• _SOURCE RECORDS_
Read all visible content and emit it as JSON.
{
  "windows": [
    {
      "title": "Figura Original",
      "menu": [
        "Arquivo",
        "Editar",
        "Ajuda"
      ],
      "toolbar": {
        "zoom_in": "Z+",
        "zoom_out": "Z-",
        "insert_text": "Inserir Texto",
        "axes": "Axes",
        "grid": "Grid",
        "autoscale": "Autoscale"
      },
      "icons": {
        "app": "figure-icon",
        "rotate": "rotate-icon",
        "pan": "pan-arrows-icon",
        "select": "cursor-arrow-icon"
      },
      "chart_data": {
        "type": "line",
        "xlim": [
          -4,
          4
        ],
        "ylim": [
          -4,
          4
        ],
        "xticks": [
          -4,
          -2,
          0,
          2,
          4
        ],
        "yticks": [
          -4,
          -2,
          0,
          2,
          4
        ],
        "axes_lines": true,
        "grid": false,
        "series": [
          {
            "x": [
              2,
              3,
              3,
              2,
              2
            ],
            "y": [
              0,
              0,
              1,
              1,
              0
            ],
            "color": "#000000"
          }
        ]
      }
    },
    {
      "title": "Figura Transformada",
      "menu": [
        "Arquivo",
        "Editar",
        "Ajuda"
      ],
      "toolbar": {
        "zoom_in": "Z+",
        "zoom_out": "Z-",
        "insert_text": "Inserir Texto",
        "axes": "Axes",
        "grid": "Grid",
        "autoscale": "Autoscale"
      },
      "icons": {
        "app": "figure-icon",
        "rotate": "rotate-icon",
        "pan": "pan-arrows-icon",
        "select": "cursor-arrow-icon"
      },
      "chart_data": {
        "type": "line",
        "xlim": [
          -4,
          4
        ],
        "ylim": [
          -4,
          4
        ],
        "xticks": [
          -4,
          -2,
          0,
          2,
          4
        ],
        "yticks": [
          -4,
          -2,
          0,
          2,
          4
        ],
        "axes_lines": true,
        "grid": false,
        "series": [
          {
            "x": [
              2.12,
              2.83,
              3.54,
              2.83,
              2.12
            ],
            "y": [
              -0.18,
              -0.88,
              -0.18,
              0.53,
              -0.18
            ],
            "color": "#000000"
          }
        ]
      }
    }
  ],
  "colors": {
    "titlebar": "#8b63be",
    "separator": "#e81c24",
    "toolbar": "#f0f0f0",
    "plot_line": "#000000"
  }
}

• _DIRECTIONS_
Copy the material above, line for line.

• _REPLY_
Read all visible content and emit it as JSON.
{
  "windows": [
    {
      "title": "Figura Original",
      "menu": [
        "Arquivo",
        "Editar",
        "Ajuda"
      ],
      "toolbar": {
        "zoom_in": "Z+",
        "zoom_out": "Z-",
        "insert_text": "Inserir Texto",
        "axes": "Axes",
        "grid": "Grid",
        "autoscale": "Autoscale"
      },
      "icons": {
        "app": "figure-icon",
        "rotate": "rotate-icon",
        "pan": "pan-arrows-icon",
        "select": "cursor-arrow-icon"
      },
      "chart_data": {
        "type": "line",
        "xlim": [
          -4,
          4
        ],
        "ylim": [
          -4,
          4
        ],
        "xticks": [
          -4,
          -2,
          0,
          2,
          4
        ],
        "yticks": [
          -4,
          -2,
          0,
          2,
          4
        ],
        "axes_lines": true,
        "grid": false,
        "series": [
          {
            "x": [
              2,
              3,
              3,
              2,
              2
            ],
            "y": [
              0,
              0,
              1,
              1,
              0
            ],
            "color": "#000000"
          }
        ]
      }
    },
    {
      "title": "Figura Transformada",
      "menu": [
        "Arquivo",
        "Editar",
        "Ajuda"
      ],
      "toolbar": {
        "zoom_in": "Z+",
        "zoom_out": "Z-",
        "insert_text": "Inserir Texto",
        "axes": "Axes",
        "grid": "Grid",
        "autoscale": "Autoscale"
      },
      "icons": {
        "app": "figure-icon",
        "rotate": "rotate-icon",
        "pan": "pan-arrows-icon",
        "select": "cursor-arrow-icon"
      },
      "chart_data": {
        "type": "line",
        "xlim": [
          -4,
          4
        ],
        "ylim": [
          -4,
          4
        ],
        "xticks": [
          -4,
          -2,
          0,
          2,
          4
        ],
        "yticks": [
          -4,
          -2,
          0,
          2,
          4
        ],
        "axes_lines": true,
        "grid": false,
        "series": [
          {
            "x": [
              2.12,
              2.83,
              3.54,
              2.83,
              2.12
            ],
            "y": [
              -0.18,
              -0.88,
              -0.18,
              0.53,
              -0.18
            ],
            "color": "#000000"
          }
        ]
      }
    }
  ],
  "colors": {
    "titlebar": "#8b63be",
    "separator": "#e81c24",
    "toolbar": "#f0f0f0",
    "plot_line": "#000000"
  }
}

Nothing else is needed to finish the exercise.